== Task material ==
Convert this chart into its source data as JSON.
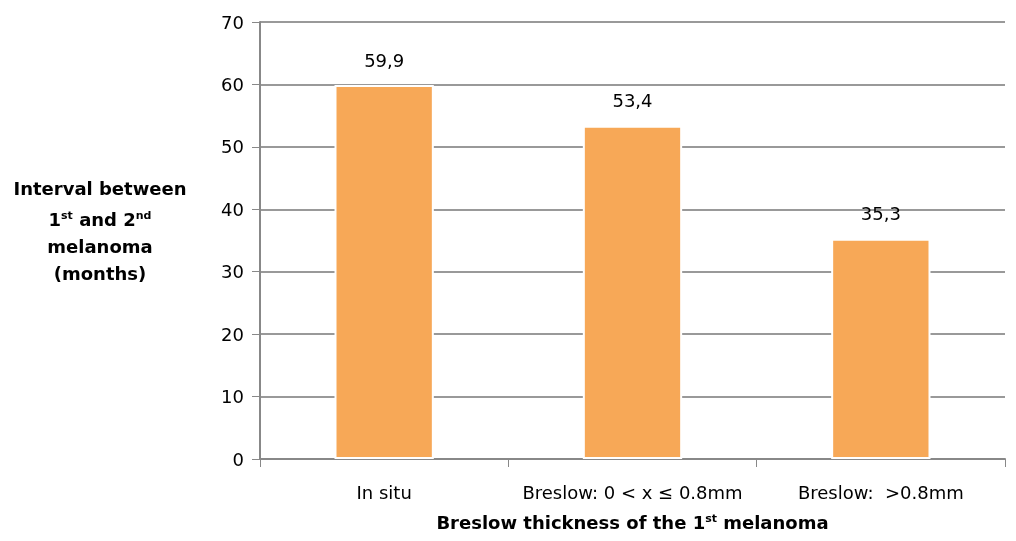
{
  "chart_data": {
    "type": "bar",
    "xlabel": "Breslow thickness of the 1$^{st}$ melanoma",
    "ylabel": "Interval between 1$^{st}$ and 2$^{nd}$ melanoma (months)",
    "categories": [
      "In situ",
      "Breslow: 0 < x ≤ 0.8mm",
      "Breslow:  >0.8mm"
    ],
    "values": [
      59.9,
      53.4,
      35.3
    ],
    "value_labels": [
      "59,9",
      "53,4",
      "35,3"
    ],
    "color": "#f7a857",
    "ylim": [
      0,
      70
    ],
    "yticks": [
      0,
      10,
      20,
      30,
      40,
      50,
      60,
      70
    ],
    "grid": "y"
  }
}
===
Objective:
Extract every line above that contains the word "melanoma".

The output:
    "xlabel": "Breslow thickness of the 1$^{st}$ melanoma",
    "ylabel": "Interval between 1$^{st}$ and 2$^{nd}$ melanoma (months)",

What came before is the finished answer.